Excerpted records:
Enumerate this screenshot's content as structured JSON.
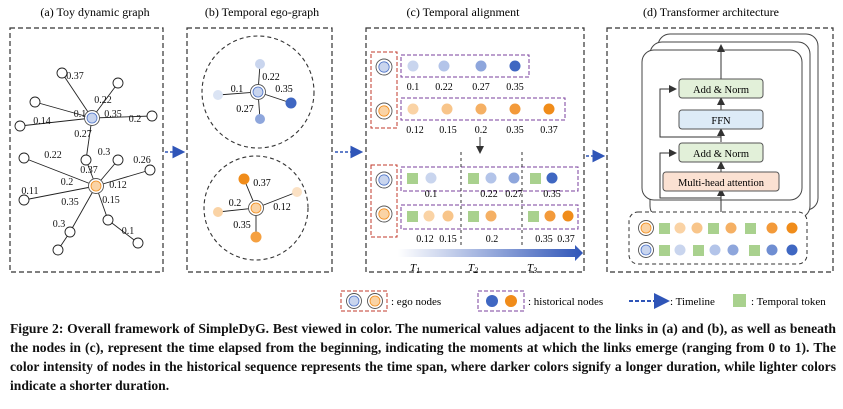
{
  "panels": {
    "a": "(a) Toy dynamic graph",
    "b": "(b) Temporal ego-graph",
    "c": "(c) Temporal alignment",
    "d": "(d) Transformer architecture"
  },
  "graph_a_labels": [
    "0.37",
    "0.22",
    "0.1",
    "0.35",
    "0.2",
    "0.14",
    "0.27",
    "0.3",
    "0.22",
    "0.37",
    "0.26",
    "0.2",
    "0.12",
    "0.11",
    "0.35",
    "0.15",
    "0.3",
    "0.1"
  ],
  "ego_b_top_labels": [
    "0.22",
    "0.1",
    "0.35",
    "0.27"
  ],
  "ego_b_bottom_labels": [
    "0.37",
    "0.2",
    "0.12",
    "0.35"
  ],
  "alignment": {
    "seq1_times": [
      "0.1",
      "0.22",
      "0.27",
      "0.35"
    ],
    "seq2_times": [
      "0.12",
      "0.15",
      "0.2",
      "0.35",
      "0.37"
    ],
    "aligned1_times": [
      "0.1",
      "0.22",
      "0.27",
      "0.35"
    ],
    "aligned2_times": [
      "0.12",
      "0.15",
      "0.2",
      "0.35",
      "0.37"
    ],
    "timeline_labels": [
      "T",
      "T",
      "T"
    ],
    "timeline_subs": [
      "1",
      "2",
      "3"
    ]
  },
  "transformer": {
    "add_norm_top": "Add & Norm",
    "ffn": "FFN",
    "add_norm_bottom": "Add & Norm",
    "attention": "Multi-head attention"
  },
  "legend": {
    "ego": ": ego nodes",
    "historical": ": historical nodes",
    "timeline": ": Timeline",
    "token": ": Temporal token"
  },
  "caption": "Figure 2: Overall framework of SimpleDyG. Best viewed in color. The numerical values adjacent to the links in (a) and (b), as well as beneath the nodes in (c), represent the time elapsed from the beginning, indicating the moments at which the links emerge (ranging from 0 to 1). The color intensity of nodes in the historical sequence represents the time span, where darker colors signify a longer duration, while lighter colors indicate a shorter duration.",
  "colors": {
    "blue_dark": "#4d73c7",
    "blue_mid": "#8ea6dc",
    "blue_light": "#c9d5ee",
    "orange_dark": "#f08c1a",
    "orange_mid": "#f5b064",
    "orange_light": "#fad3a5",
    "token_green": "#a9d18e",
    "purple_dash": "#7a3f9d",
    "red_dash": "#c0392b",
    "block_pink": "#fbe1d2",
    "block_green": "#e2f0d9",
    "block_blue": "#ddebf7"
  }
}
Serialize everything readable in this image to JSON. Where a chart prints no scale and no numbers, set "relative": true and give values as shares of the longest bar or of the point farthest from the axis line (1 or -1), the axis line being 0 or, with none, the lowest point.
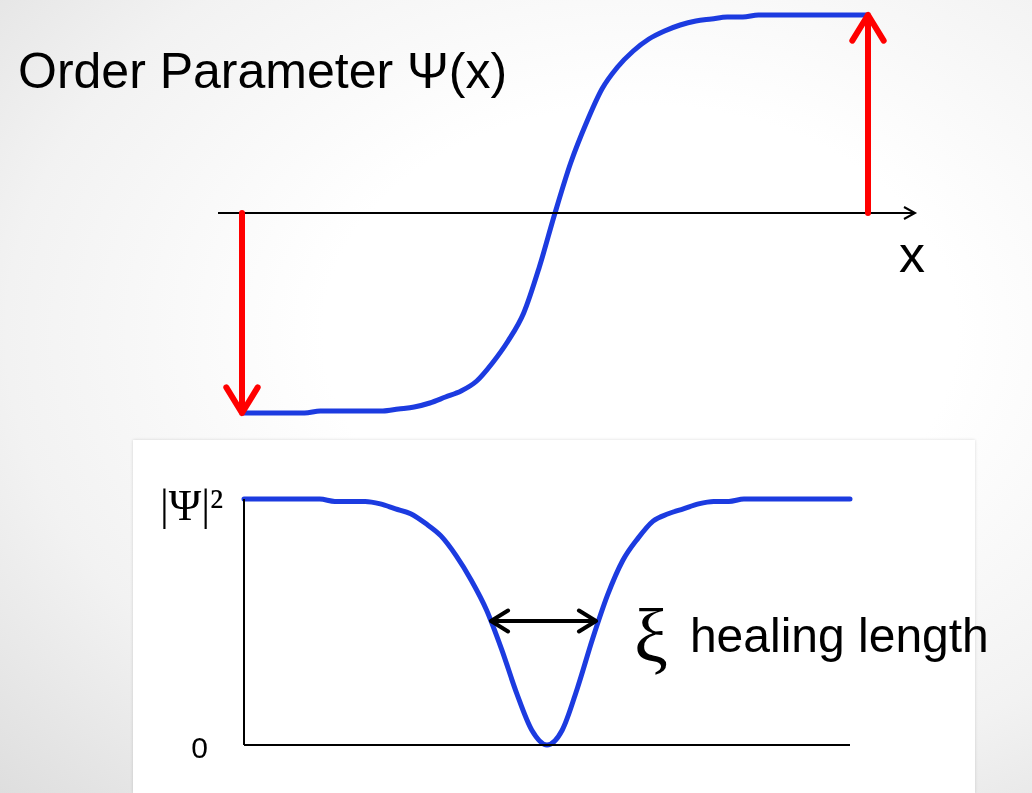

What to produce: Write out all the entries exactly, except for the pictures.

Result of this exercise:
Enumerate this screenshot's content as structured JSON.
{
  "panels": {
    "a": "(a) Toy dynamic graph",
    "b": "(b) Temporal ego-graph",
    "c": "(c) Temporal alignment",
    "d": "(d) Transformer architecture"
  },
  "graph_a_labels": [
    "0.37",
    "0.22",
    "0.1",
    "0.35",
    "0.2",
    "0.14",
    "0.27",
    "0.3",
    "0.22",
    "0.37",
    "0.26",
    "0.2",
    "0.12",
    "0.11",
    "0.35",
    "0.15",
    "0.3",
    "0.1"
  ],
  "ego_b_top_labels": [
    "0.22",
    "0.1",
    "0.35",
    "0.27"
  ],
  "ego_b_bottom_labels": [
    "0.37",
    "0.2",
    "0.12",
    "0.35"
  ],
  "alignment": {
    "seq1_times": [
      "0.1",
      "0.22",
      "0.27",
      "0.35"
    ],
    "seq2_times": [
      "0.12",
      "0.15",
      "0.2",
      "0.35",
      "0.37"
    ],
    "aligned1_times": [
      "0.1",
      "0.22",
      "0.27",
      "0.35"
    ],
    "aligned2_times": [
      "0.12",
      "0.15",
      "0.2",
      "0.35",
      "0.37"
    ],
    "timeline_labels": [
      "T",
      "T",
      "T"
    ],
    "timeline_subs": [
      "1",
      "2",
      "3"
    ]
  },
  "transformer": {
    "add_norm_top": "Add & Norm",
    "ffn": "FFN",
    "add_norm_bottom": "Add & Norm",
    "attention": "Multi-head attention"
  },
  "legend": {
    "ego": ": ego nodes",
    "historical": ": historical nodes",
    "timeline": ": Timeline",
    "token": ": Temporal token"
  },
  "caption": "Figure 2: Overall framework of SimpleDyG. Best viewed in color. The numerical values adjacent to the links in (a) and (b), as well as beneath the nodes in (c), represent the time elapsed from the beginning, indicating the moments at which the links emerge (ranging from 0 to 1). The color intensity of nodes in the historical sequence represents the time span, where darker colors signify a longer duration, while lighter colors indicate a shorter duration.",
  "colors": {
    "blue_dark": "#4d73c7",
    "blue_mid": "#8ea6dc",
    "blue_light": "#c9d5ee",
    "orange_dark": "#f08c1a",
    "orange_mid": "#f5b064",
    "orange_light": "#fad3a5",
    "token_green": "#a9d18e",
    "purple_dash": "#7a3f9d",
    "red_dash": "#c0392b",
    "block_pink": "#fbe1d2",
    "block_green": "#e2f0d9",
    "block_blue": "#ddebf7"
  }
}
Serialize everything readable in this image to JSON. Where a chart prints no scale and no numbers, set "relative": true and give values as shares of the longest bar or of the point farthest from the axis line (1 or -1), the axis line being 0 or, with none, the lowest point.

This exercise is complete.